* Required work: Extract all data as written.

Collected data
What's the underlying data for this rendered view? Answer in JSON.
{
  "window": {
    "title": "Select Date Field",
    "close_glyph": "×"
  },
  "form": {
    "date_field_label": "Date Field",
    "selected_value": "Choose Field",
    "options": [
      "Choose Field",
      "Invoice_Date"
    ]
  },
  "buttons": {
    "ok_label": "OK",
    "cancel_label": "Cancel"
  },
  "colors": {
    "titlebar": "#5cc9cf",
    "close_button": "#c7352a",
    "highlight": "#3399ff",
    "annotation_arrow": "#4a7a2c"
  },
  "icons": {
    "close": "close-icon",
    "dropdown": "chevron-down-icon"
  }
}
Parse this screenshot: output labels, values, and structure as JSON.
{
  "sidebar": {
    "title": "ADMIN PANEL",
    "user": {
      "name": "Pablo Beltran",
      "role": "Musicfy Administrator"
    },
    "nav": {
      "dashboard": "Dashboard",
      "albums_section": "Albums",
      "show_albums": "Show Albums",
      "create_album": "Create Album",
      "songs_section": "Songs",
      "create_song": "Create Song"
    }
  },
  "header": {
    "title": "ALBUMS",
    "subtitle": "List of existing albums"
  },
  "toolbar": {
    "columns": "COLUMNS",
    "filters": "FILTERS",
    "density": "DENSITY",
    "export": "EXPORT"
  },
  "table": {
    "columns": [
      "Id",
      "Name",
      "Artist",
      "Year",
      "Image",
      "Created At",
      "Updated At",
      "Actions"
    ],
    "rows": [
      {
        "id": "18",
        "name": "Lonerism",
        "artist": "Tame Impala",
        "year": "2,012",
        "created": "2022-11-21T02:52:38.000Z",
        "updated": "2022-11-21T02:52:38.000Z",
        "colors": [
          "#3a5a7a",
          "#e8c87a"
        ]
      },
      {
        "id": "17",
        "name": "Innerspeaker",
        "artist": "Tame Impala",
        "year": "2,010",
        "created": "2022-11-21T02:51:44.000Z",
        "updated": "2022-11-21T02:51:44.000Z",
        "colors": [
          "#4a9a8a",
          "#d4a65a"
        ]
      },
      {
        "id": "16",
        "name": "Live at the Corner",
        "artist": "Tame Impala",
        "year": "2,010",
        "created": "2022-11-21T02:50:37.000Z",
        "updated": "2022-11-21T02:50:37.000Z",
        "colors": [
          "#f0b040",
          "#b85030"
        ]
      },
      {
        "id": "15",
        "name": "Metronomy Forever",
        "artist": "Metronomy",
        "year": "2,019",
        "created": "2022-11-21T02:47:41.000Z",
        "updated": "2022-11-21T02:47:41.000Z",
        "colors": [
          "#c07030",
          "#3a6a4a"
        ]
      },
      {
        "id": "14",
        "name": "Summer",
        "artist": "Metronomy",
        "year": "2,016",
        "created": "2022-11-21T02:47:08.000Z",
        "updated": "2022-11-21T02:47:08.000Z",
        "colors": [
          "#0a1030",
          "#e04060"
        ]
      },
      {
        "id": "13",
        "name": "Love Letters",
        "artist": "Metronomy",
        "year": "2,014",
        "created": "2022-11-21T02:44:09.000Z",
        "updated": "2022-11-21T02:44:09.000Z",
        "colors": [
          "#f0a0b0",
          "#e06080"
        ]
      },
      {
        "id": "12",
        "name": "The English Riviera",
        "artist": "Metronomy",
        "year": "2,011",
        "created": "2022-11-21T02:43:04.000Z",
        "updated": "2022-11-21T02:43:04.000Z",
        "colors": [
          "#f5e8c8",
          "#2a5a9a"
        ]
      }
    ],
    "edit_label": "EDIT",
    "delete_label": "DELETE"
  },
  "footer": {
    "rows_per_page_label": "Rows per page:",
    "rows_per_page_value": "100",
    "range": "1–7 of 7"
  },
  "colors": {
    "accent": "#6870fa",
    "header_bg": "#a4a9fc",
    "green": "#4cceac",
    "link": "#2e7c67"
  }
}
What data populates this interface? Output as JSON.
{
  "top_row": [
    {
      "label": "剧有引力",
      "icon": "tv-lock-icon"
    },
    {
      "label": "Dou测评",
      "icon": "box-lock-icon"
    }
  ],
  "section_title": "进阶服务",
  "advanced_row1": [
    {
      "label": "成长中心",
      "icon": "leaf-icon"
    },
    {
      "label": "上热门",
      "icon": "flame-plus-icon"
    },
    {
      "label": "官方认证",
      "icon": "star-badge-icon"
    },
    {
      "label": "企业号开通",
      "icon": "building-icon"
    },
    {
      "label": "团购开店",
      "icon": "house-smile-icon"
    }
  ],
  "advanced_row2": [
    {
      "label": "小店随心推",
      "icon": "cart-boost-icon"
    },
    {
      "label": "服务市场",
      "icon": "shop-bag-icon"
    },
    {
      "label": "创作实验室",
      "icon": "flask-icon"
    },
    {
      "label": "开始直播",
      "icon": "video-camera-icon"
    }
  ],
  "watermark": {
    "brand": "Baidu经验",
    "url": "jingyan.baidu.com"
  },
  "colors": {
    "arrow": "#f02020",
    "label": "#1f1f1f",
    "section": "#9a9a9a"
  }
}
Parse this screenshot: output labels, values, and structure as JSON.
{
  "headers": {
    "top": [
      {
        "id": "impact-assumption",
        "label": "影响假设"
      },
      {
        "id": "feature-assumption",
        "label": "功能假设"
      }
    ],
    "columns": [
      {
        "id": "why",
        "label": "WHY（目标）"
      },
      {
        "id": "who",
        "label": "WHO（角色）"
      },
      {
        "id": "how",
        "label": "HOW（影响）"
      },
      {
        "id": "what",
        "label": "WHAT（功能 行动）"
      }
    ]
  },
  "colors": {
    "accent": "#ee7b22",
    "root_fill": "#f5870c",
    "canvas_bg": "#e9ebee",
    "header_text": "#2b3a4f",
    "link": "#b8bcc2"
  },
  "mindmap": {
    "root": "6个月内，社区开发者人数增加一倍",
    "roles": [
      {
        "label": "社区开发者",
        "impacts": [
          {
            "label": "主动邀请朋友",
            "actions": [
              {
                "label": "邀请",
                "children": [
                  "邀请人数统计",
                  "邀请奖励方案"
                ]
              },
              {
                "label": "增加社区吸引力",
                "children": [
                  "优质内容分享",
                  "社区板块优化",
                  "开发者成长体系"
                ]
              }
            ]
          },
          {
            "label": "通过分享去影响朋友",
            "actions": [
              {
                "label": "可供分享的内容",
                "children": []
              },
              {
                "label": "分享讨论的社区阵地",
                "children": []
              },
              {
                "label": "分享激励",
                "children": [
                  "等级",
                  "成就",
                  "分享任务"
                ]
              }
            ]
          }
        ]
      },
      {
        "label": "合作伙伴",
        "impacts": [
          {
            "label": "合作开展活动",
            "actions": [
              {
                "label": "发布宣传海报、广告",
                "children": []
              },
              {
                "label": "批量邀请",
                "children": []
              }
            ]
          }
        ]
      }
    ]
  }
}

* Output below:
What's the underlying data for this rendered view? Answer in JSON.
{
  "window": {
    "title": "Select Date Field",
    "close_glyph": "×"
  },
  "form": {
    "date_field_label": "Date Field",
    "selected_value": "Choose Field",
    "options": [
      "Choose Field",
      "Invoice_Date"
    ]
  },
  "buttons": {
    "ok_label": "OK",
    "cancel_label": "Cancel"
  },
  "colors": {
    "titlebar": "#5cc9cf",
    "close_button": "#c7352a",
    "highlight": "#3399ff",
    "annotation_arrow": "#4a7a2c"
  },
  "icons": {
    "close": "close-icon",
    "dropdown": "chevron-down-icon"
  }
}
Parse this screenshot: output labels, values, and structure as JSON.
{
  "sidebar": {
    "title": "ADMIN PANEL",
    "user": {
      "name": "Pablo Beltran",
      "role": "Musicfy Administrator"
    },
    "nav": {
      "dashboard": "Dashboard",
      "albums_section": "Albums",
      "show_albums": "Show Albums",
      "create_album": "Create Album",
      "songs_section": "Songs",
      "create_song": "Create Song"
    }
  },
  "header": {
    "title": "ALBUMS",
    "subtitle": "List of existing albums"
  },
  "toolbar": {
    "columns": "COLUMNS",
    "filters": "FILTERS",
    "density": "DENSITY",
    "export": "EXPORT"
  },
  "table": {
    "columns": [
      "Id",
      "Name",
      "Artist",
      "Year",
      "Image",
      "Created At",
      "Updated At",
      "Actions"
    ],
    "rows": [
      {
        "id": "18",
        "name": "Lonerism",
        "artist": "Tame Impala",
        "year": "2,012",
        "created": "2022-11-21T02:52:38.000Z",
        "updated": "2022-11-21T02:52:38.000Z",
        "colors": [
          "#3a5a7a",
          "#e8c87a"
        ]
      },
      {
        "id": "17",
        "name": "Innerspeaker",
        "artist": "Tame Impala",
        "year": "2,010",
        "created": "2022-11-21T02:51:44.000Z",
        "updated": "2022-11-21T02:51:44.000Z",
        "colors": [
          "#4a9a8a",
          "#d4a65a"
        ]
      },
      {
        "id": "16",
        "name": "Live at the Corner",
        "artist": "Tame Impala",
        "year": "2,010",
        "created": "2022-11-21T02:50:37.000Z",
        "updated": "2022-11-21T02:50:37.000Z",
        "colors": [
          "#f0b040",
          "#b85030"
        ]
      },
      {
        "id": "15",
        "name": "Metronomy Forever",
        "artist": "Metronomy",
        "year": "2,019",
        "created": "2022-11-21T02:47:41.000Z",
        "updated": "2022-11-21T02:47:41.000Z",
        "colors": [
          "#c07030",
          "#3a6a4a"
        ]
      },
      {
        "id": "14",
        "name": "Summer",
        "artist": "Metronomy",
        "year": "2,016",
        "created": "2022-11-21T02:47:08.000Z",
        "updated": "2022-11-21T02:47:08.000Z",
        "colors": [
          "#0a1030",
          "#e04060"
        ]
      },
      {
        "id": "13",
        "name": "Love Letters",
        "artist": "Metronomy",
        "year": "2,014",
        "created": "2022-11-21T02:44:09.000Z",
        "updated": "2022-11-21T02:44:09.000Z",
        "colors": [
          "#f0a0b0",
          "#e06080"
        ]
      },
      {
        "id": "12",
        "name": "The English Riviera",
        "artist": "Metronomy",
        "year": "2,011",
        "created": "2022-11-21T02:43:04.000Z",
        "updated": "2022-11-21T02:43:04.000Z",
        "colors": [
          "#f5e8c8",
          "#2a5a9a"
        ]
      }
    ],
    "edit_label": "EDIT",
    "delete_label": "DELETE"
  },
  "footer": {
    "rows_per_page_label": "Rows per page:",
    "rows_per_page_value": "100",
    "range": "1–7 of 7"
  },
  "colors": {
    "accent": "#6870fa",
    "header_bg": "#a4a9fc",
    "green": "#4cceac",
    "link": "#2e7c67"
  }
}
What data populates this interface? Output as JSON.
{
  "top_row": [
    {
      "label": "剧有引力",
      "icon": "tv-lock-icon"
    },
    {
      "label": "Dou测评",
      "icon": "box-lock-icon"
    }
  ],
  "section_title": "进阶服务",
  "advanced_row1": [
    {
      "label": "成长中心",
      "icon": "leaf-icon"
    },
    {
      "label": "上热门",
      "icon": "flame-plus-icon"
    },
    {
      "label": "官方认证",
      "icon": "star-badge-icon"
    },
    {
      "label": "企业号开通",
      "icon": "building-icon"
    },
    {
      "label": "团购开店",
      "icon": "house-smile-icon"
    }
  ],
  "advanced_row2": [
    {
      "label": "小店随心推",
      "icon": "cart-boost-icon"
    },
    {
      "label": "服务市场",
      "icon": "shop-bag-icon"
    },
    {
      "label": "创作实验室",
      "icon": "flask-icon"
    },
    {
      "label": "开始直播",
      "icon": "video-camera-icon"
    }
  ],
  "watermark": {
    "brand": "Baidu经验",
    "url": "jingyan.baidu.com"
  },
  "colors": {
    "arrow": "#f02020",
    "label": "#1f1f1f",
    "section": "#9a9a9a"
  }
}
Parse this screenshot: output labels, values, and structure as JSON.
{
  "headers": {
    "top": [
      {
        "id": "impact-assumption",
        "label": "影响假设"
      },
      {
        "id": "feature-assumption",
        "label": "功能假设"
      }
    ],
    "columns": [
      {
        "id": "why",
        "label": "WHY（目标）"
      },
      {
        "id": "who",
        "label": "WHO（角色）"
      },
      {
        "id": "how",
        "label": "HOW（影响）"
      },
      {
        "id": "what",
        "label": "WHAT（功能 行动）"
      }
    ]
  },
  "colors": {
    "accent": "#ee7b22",
    "root_fill": "#f5870c",
    "canvas_bg": "#e9ebee",
    "header_text": "#2b3a4f",
    "link": "#b8bcc2"
  },
  "mindmap": {
    "root": "6个月内，社区开发者人数增加一倍",
    "roles": [
      {
        "label": "社区开发者",
        "impacts": [
          {
            "label": "主动邀请朋友",
            "actions": [
              {
                "label": "邀请",
                "children": [
                  "邀请人数统计",
                  "邀请奖励方案"
                ]
              },
              {
                "label": "增加社区吸引力",
                "children": [
                  "优质内容分享",
                  "社区板块优化",
                  "开发者成长体系"
                ]
              }
            ]
          },
          {
            "label": "通过分享去影响朋友",
            "actions": [
              {
                "label": "可供分享的内容",
                "children": []
              },
              {
                "label": "分享讨论的社区阵地",
                "children": []
              },
              {
                "label": "分享激励",
                "children": [
                  "等级",
                  "成就",
                  "分享任务"
                ]
              }
            ]
          }
        ]
      },
      {
        "label": "合作伙伴",
        "impacts": [
          {
            "label": "合作开展活动",
            "actions": [
              {
                "label": "发布宣传海报、广告",
                "children": []
              },
              {
                "label": "批量邀请",
                "children": []
              }
            ]
          }
        ]
      }
    ]
  }
}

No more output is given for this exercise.